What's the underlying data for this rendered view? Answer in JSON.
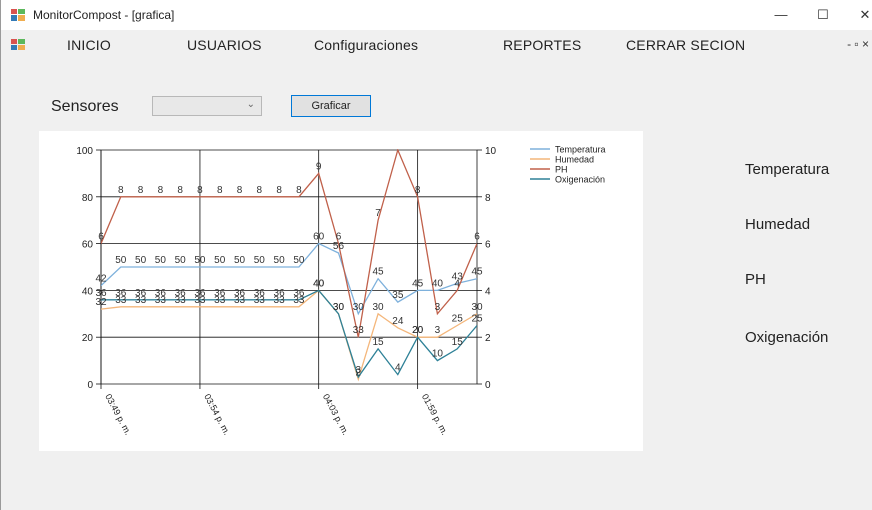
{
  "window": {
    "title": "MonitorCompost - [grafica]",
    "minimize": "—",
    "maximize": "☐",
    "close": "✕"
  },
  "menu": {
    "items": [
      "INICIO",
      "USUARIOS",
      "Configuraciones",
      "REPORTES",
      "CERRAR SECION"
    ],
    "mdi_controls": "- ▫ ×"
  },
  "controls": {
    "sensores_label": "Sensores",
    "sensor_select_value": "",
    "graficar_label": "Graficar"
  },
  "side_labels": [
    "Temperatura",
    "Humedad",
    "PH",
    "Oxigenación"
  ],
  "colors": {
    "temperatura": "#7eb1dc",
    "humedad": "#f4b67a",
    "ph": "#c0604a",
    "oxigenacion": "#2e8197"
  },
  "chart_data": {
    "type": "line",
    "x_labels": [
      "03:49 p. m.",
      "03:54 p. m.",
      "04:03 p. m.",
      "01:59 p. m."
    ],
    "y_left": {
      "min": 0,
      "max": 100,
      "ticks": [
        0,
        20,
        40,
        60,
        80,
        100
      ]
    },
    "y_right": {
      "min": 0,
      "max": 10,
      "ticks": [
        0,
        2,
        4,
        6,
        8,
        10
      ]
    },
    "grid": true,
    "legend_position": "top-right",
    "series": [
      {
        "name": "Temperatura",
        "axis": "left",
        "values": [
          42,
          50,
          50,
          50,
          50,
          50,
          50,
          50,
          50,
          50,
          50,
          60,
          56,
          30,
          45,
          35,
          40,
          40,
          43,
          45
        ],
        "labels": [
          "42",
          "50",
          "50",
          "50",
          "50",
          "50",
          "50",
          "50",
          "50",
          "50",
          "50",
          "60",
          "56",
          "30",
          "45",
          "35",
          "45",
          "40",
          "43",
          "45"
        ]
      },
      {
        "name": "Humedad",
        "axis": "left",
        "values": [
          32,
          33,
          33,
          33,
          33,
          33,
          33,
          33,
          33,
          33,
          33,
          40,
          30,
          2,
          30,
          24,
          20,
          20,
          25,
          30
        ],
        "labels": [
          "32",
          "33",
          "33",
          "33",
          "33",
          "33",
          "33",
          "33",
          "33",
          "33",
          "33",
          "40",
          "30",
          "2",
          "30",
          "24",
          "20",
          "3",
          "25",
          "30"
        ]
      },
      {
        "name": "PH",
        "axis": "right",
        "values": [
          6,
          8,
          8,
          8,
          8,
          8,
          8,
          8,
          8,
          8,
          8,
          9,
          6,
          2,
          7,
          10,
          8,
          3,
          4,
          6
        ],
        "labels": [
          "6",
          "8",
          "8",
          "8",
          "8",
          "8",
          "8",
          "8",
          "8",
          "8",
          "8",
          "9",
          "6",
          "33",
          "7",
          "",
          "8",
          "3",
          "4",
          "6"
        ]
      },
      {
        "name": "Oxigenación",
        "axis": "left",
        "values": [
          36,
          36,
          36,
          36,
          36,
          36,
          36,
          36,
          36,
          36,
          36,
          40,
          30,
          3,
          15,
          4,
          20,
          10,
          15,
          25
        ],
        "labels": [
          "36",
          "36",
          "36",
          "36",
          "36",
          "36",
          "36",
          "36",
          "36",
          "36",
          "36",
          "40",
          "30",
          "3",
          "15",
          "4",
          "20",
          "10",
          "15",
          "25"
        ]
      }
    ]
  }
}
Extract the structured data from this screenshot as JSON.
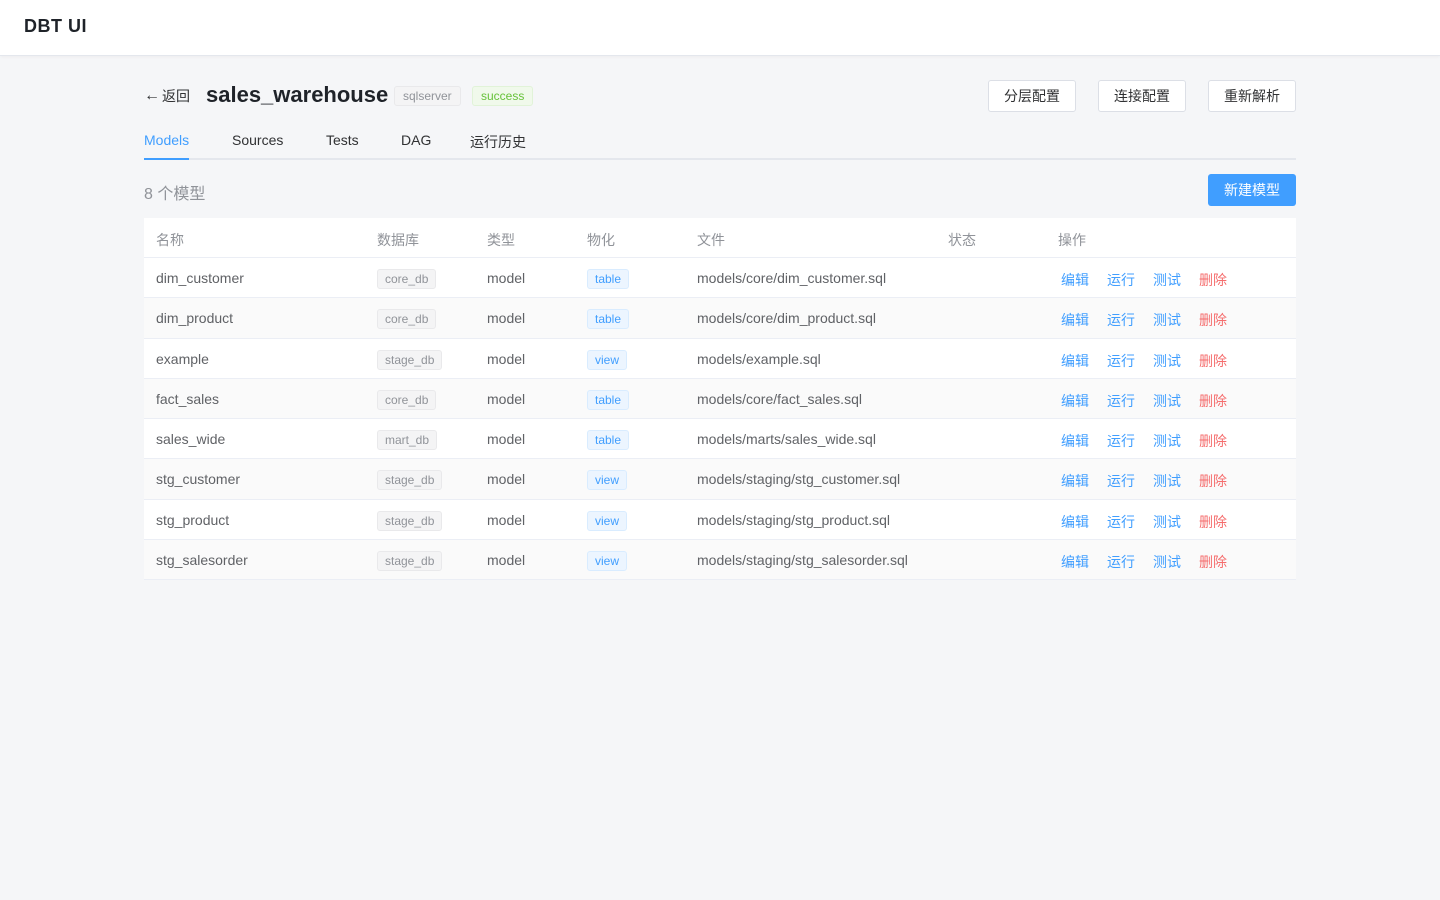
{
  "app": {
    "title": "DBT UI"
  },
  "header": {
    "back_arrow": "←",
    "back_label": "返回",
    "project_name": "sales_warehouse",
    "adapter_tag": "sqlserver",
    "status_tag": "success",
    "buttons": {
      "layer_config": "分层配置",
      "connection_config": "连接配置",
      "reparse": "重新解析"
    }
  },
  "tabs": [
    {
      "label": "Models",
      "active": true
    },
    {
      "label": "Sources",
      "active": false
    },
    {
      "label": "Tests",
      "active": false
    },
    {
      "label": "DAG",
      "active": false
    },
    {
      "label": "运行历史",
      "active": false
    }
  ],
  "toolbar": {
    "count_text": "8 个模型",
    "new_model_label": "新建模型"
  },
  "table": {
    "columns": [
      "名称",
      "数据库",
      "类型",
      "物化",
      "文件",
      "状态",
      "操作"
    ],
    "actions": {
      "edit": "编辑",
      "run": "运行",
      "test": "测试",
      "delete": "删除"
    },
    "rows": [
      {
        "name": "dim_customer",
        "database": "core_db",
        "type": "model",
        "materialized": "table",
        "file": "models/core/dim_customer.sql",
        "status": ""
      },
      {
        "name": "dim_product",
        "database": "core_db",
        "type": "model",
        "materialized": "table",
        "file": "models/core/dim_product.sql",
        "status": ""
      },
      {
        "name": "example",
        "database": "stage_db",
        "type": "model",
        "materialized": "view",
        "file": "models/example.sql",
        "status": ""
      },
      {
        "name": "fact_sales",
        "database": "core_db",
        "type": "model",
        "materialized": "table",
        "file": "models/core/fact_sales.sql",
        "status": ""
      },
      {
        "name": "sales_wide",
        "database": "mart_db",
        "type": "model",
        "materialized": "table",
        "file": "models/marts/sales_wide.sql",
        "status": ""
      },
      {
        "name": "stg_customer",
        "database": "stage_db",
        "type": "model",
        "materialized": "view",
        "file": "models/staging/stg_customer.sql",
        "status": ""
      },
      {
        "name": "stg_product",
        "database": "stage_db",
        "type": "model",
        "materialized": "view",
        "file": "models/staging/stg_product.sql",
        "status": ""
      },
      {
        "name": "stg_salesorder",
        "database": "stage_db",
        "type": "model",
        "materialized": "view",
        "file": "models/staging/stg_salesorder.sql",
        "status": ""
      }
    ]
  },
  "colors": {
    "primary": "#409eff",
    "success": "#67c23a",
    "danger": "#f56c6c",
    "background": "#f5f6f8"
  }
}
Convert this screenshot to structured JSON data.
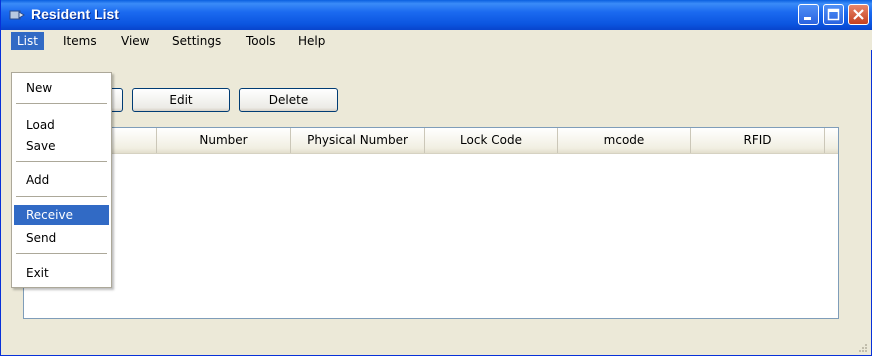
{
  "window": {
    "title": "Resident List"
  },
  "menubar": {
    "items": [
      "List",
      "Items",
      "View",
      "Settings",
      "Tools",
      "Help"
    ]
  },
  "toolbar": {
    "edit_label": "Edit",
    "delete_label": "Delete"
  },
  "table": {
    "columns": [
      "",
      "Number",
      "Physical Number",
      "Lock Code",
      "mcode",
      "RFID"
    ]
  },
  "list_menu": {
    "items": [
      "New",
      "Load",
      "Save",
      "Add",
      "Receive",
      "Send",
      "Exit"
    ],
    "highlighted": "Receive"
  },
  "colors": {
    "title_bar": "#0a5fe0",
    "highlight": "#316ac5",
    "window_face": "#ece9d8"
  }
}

────

▶ **Written instruction**:
Extract only the lines from the line containing "Convert this screenshot" through the final line of the records; keep both ends and drop every picture.

▶ **Solution below**:
Convert this screenshot to structured JSON data.
{
  "window": {
    "title": "Resident List"
  },
  "menubar": {
    "items": [
      "List",
      "Items",
      "View",
      "Settings",
      "Tools",
      "Help"
    ]
  },
  "toolbar": {
    "edit_label": "Edit",
    "delete_label": "Delete"
  },
  "table": {
    "columns": [
      "",
      "Number",
      "Physical Number",
      "Lock Code",
      "mcode",
      "RFID"
    ]
  },
  "list_menu": {
    "items": [
      "New",
      "Load",
      "Save",
      "Add",
      "Receive",
      "Send",
      "Exit"
    ],
    "highlighted": "Receive"
  },
  "colors": {
    "title_bar": "#0a5fe0",
    "highlight": "#316ac5",
    "window_face": "#ece9d8"
  }
}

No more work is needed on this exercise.